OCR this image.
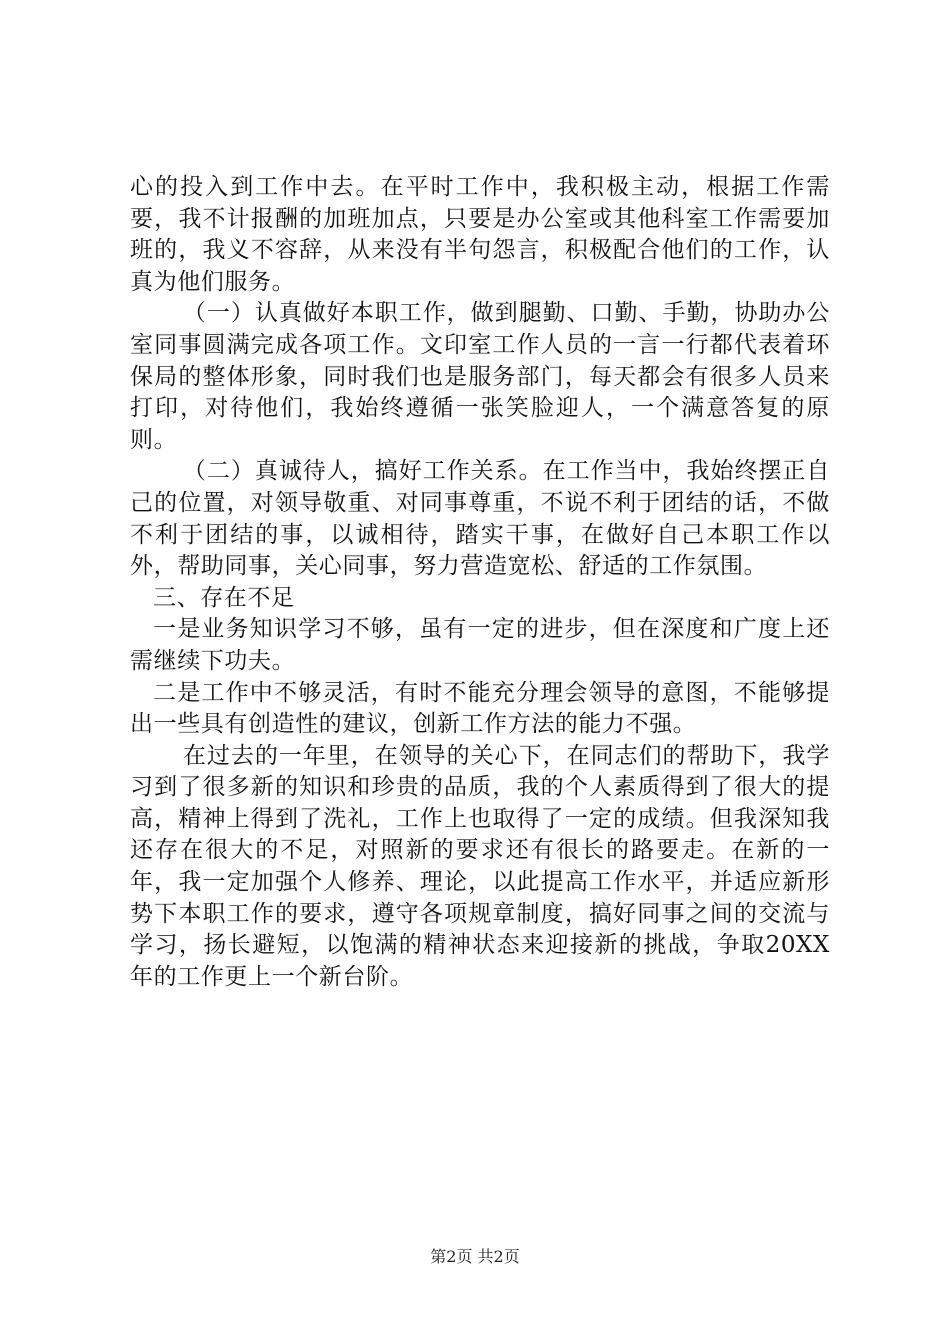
心的投入到工作中去。在平时工作中，我积极主动，根据工作需要，我不计报酬的加班加点，只要是办公室或其他科室工作需要加班的，我义不容辞，从来没有半句怨言，积极配合他们的工作，认真为他们服务。

（一）认真做好本职工作，做到腿勤、口勤、手勤，协助办公室同事圆满完成各项工作。文印室工作人员的一言一行都代表着环保局的整体形象，同时我们也是服务部门，每天都会有很多人员来打印，对待他们，我始终遵循一张笑脸迎人，一个满意答复的原则。

（二）真诚待人，搞好工作关系。在工作当中，我始终摆正自己的位置，对领导敬重、对同事尊重，不说不利于团结的话，不做不利于团结的事，以诚相待，踏实干事，在做好自己本职工作以外，帮助同事，关心同事，努力营造宽松、舒适的工作氛围。

三、存在不足

一是业务知识学习不够，虽有一定的进步，但在深度和广度上还需继续下功夫。

二是工作中不够灵活，有时不能充分理会领导的意图，不能够提出一些具有创造性的建议，创新工作方法的能力不强。

在过去的一年里，在领导的关心下，在同志们的帮助下，我学习到了很多新的知识和珍贵的品质，我的个人素质得到了很大的提高，精神上得到了洗礼，工作上也取得了一定的成绩。但我深知我还存在很大的不足，对照新的要求还有很长的路要走。在新的一年，我一定加强个人修养、理论，以此提高工作水平，并适应新形势下本职工作的要求，遵守各项规章制度，搞好同事之间的交流与学习，扬长避短，以饱满的精神状态来迎接新的挑战，争取20XX年的工作更上一个新台阶。

第2页 共2页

---------------

• Given problem
From start to finish, output the listing exactly, but omit its pictures.

• Response for this exercise
OCR this image.
心的投入到工作中去。在平时工作中，我积极主动，根据工作需要，我不计报酬的加班加点，只要是办公室或其他科室工作需要加班的，我义不容辞，从来没有半句怨言，积极配合他们的工作，认真为他们服务。

（一）认真做好本职工作，做到腿勤、口勤、手勤，协助办公室同事圆满完成各项工作。文印室工作人员的一言一行都代表着环保局的整体形象，同时我们也是服务部门，每天都会有很多人员来打印，对待他们，我始终遵循一张笑脸迎人，一个满意答复的原则。

（二）真诚待人，搞好工作关系。在工作当中，我始终摆正自己的位置，对领导敬重、对同事尊重，不说不利于团结的话，不做不利于团结的事，以诚相待，踏实干事，在做好自己本职工作以外，帮助同事，关心同事，努力营造宽松、舒适的工作氛围。

三、存在不足

一是业务知识学习不够，虽有一定的进步，但在深度和广度上还需继续下功夫。

二是工作中不够灵活，有时不能充分理会领导的意图，不能够提出一些具有创造性的建议，创新工作方法的能力不强。

在过去的一年里，在领导的关心下，在同志们的帮助下，我学习到了很多新的知识和珍贵的品质，我的个人素质得到了很大的提高，精神上得到了洗礼，工作上也取得了一定的成绩。但我深知我还存在很大的不足，对照新的要求还有很长的路要走。在新的一年，我一定加强个人修养、理论，以此提高工作水平，并适应新形势下本职工作的要求，遵守各项规章制度，搞好同事之间的交流与学习，扬长避短，以饱满的精神状态来迎接新的挑战，争取20XX年的工作更上一个新台阶。

第2页 共2页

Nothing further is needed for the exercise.